### Record set

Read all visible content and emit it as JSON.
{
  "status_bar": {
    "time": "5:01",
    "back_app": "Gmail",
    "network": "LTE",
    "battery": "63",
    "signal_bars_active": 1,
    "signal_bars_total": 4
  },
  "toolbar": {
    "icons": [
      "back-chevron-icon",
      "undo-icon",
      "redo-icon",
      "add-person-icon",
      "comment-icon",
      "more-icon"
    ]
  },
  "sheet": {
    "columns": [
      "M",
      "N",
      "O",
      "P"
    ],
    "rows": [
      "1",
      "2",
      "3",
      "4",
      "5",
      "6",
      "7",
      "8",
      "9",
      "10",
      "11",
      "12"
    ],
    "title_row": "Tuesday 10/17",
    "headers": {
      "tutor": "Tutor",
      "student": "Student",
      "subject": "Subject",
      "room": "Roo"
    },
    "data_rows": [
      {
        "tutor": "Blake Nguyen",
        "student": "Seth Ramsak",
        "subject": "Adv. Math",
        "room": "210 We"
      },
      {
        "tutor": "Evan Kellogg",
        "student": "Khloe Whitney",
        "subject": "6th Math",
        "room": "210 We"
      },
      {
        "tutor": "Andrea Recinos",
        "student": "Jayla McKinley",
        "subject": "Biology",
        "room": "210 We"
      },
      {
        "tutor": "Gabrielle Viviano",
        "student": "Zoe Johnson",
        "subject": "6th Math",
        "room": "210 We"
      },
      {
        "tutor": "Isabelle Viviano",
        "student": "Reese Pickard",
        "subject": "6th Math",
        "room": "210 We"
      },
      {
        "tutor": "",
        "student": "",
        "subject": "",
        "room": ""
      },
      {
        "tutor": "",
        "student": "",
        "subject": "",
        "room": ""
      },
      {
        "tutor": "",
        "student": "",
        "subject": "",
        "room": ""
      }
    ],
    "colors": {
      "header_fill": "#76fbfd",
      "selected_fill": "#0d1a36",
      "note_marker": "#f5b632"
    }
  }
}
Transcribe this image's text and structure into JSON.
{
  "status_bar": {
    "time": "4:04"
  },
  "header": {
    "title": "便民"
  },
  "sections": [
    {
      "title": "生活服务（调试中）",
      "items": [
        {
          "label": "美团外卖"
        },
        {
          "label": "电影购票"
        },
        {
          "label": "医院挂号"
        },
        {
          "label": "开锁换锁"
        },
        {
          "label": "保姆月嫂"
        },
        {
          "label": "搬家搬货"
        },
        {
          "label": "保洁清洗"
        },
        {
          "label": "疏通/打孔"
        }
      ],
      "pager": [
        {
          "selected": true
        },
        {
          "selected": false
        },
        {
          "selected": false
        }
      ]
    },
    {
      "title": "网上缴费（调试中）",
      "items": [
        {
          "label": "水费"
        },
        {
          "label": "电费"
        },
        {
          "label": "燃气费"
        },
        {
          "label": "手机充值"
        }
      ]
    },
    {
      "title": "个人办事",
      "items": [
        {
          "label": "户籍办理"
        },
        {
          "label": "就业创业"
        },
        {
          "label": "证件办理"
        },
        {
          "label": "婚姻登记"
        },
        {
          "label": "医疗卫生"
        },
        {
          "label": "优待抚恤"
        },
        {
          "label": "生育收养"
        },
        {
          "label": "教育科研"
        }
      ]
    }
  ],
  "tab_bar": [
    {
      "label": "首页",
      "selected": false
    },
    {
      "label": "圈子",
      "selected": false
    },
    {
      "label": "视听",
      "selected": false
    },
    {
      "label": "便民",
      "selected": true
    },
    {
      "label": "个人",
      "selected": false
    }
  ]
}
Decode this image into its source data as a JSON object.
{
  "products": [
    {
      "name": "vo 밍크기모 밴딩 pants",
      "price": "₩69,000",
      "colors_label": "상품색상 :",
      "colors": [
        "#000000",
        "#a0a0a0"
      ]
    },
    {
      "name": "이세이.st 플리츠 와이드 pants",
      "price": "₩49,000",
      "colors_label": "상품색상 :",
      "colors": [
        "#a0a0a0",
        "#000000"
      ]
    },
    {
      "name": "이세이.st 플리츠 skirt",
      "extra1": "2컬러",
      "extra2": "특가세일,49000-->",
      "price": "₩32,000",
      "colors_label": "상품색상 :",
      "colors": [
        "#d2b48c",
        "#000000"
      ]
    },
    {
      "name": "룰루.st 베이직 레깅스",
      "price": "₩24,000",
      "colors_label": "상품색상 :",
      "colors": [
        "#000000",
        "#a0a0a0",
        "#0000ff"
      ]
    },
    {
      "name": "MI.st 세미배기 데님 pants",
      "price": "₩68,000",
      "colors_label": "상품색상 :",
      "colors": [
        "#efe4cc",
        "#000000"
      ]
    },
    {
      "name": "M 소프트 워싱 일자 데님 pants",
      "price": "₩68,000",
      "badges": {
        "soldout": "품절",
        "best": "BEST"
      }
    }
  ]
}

### Given instruction
Quote all of the entries verbatim.

### Output
Read all visible content and emit it as JSON.
{
  "status_bar": {
    "time": "5:01",
    "back_app": "Gmail",
    "network": "LTE",
    "battery": "63",
    "signal_bars_active": 1,
    "signal_bars_total": 4
  },
  "toolbar": {
    "icons": [
      "back-chevron-icon",
      "undo-icon",
      "redo-icon",
      "add-person-icon",
      "comment-icon",
      "more-icon"
    ]
  },
  "sheet": {
    "columns": [
      "M",
      "N",
      "O",
      "P"
    ],
    "rows": [
      "1",
      "2",
      "3",
      "4",
      "5",
      "6",
      "7",
      "8",
      "9",
      "10",
      "11",
      "12"
    ],
    "title_row": "Tuesday 10/17",
    "headers": {
      "tutor": "Tutor",
      "student": "Student",
      "subject": "Subject",
      "room": "Roo"
    },
    "data_rows": [
      {
        "tutor": "Blake Nguyen",
        "student": "Seth Ramsak",
        "subject": "Adv. Math",
        "room": "210 We"
      },
      {
        "tutor": "Evan Kellogg",
        "student": "Khloe Whitney",
        "subject": "6th Math",
        "room": "210 We"
      },
      {
        "tutor": "Andrea Recinos",
        "student": "Jayla McKinley",
        "subject": "Biology",
        "room": "210 We"
      },
      {
        "tutor": "Gabrielle Viviano",
        "student": "Zoe Johnson",
        "subject": "6th Math",
        "room": "210 We"
      },
      {
        "tutor": "Isabelle Viviano",
        "student": "Reese Pickard",
        "subject": "6th Math",
        "room": "210 We"
      },
      {
        "tutor": "",
        "student": "",
        "subject": "",
        "room": ""
      },
      {
        "tutor": "",
        "student": "",
        "subject": "",
        "room": ""
      },
      {
        "tutor": "",
        "student": "",
        "subject": "",
        "room": ""
      }
    ],
    "colors": {
      "header_fill": "#76fbfd",
      "selected_fill": "#0d1a36",
      "note_marker": "#f5b632"
    }
  }
}
Transcribe this image's text and structure into JSON.
{
  "status_bar": {
    "time": "4:04"
  },
  "header": {
    "title": "便民"
  },
  "sections": [
    {
      "title": "生活服务（调试中）",
      "items": [
        {
          "label": "美团外卖"
        },
        {
          "label": "电影购票"
        },
        {
          "label": "医院挂号"
        },
        {
          "label": "开锁换锁"
        },
        {
          "label": "保姆月嫂"
        },
        {
          "label": "搬家搬货"
        },
        {
          "label": "保洁清洗"
        },
        {
          "label": "疏通/打孔"
        }
      ],
      "pager": [
        {
          "selected": true
        },
        {
          "selected": false
        },
        {
          "selected": false
        }
      ]
    },
    {
      "title": "网上缴费（调试中）",
      "items": [
        {
          "label": "水费"
        },
        {
          "label": "电费"
        },
        {
          "label": "燃气费"
        },
        {
          "label": "手机充值"
        }
      ]
    },
    {
      "title": "个人办事",
      "items": [
        {
          "label": "户籍办理"
        },
        {
          "label": "就业创业"
        },
        {
          "label": "证件办理"
        },
        {
          "label": "婚姻登记"
        },
        {
          "label": "医疗卫生"
        },
        {
          "label": "优待抚恤"
        },
        {
          "label": "生育收养"
        },
        {
          "label": "教育科研"
        }
      ]
    }
  ],
  "tab_bar": [
    {
      "label": "首页",
      "selected": false
    },
    {
      "label": "圈子",
      "selected": false
    },
    {
      "label": "视听",
      "selected": false
    },
    {
      "label": "便民",
      "selected": true
    },
    {
      "label": "个人",
      "selected": false
    }
  ]
}
Decode this image into its source data as a JSON object.
{
  "products": [
    {
      "name": "vo 밍크기모 밴딩 pants",
      "price": "₩69,000",
      "colors_label": "상품색상 :",
      "colors": [
        "#000000",
        "#a0a0a0"
      ]
    },
    {
      "name": "이세이.st 플리츠 와이드 pants",
      "price": "₩49,000",
      "colors_label": "상품색상 :",
      "colors": [
        "#a0a0a0",
        "#000000"
      ]
    },
    {
      "name": "이세이.st 플리츠 skirt",
      "extra1": "2컬러",
      "extra2": "특가세일,49000-->",
      "price": "₩32,000",
      "colors_label": "상품색상 :",
      "colors": [
        "#d2b48c",
        "#000000"
      ]
    },
    {
      "name": "룰루.st 베이직 레깅스",
      "price": "₩24,000",
      "colors_label": "상품색상 :",
      "colors": [
        "#000000",
        "#a0a0a0",
        "#0000ff"
      ]
    },
    {
      "name": "MI.st 세미배기 데님 pants",
      "price": "₩68,000",
      "colors_label": "상품색상 :",
      "colors": [
        "#efe4cc",
        "#000000"
      ]
    },
    {
      "name": "M 소프트 워싱 일자 데님 pants",
      "price": "₩68,000",
      "badges": {
        "soldout": "품절",
        "best": "BEST"
      }
    }
  ]
}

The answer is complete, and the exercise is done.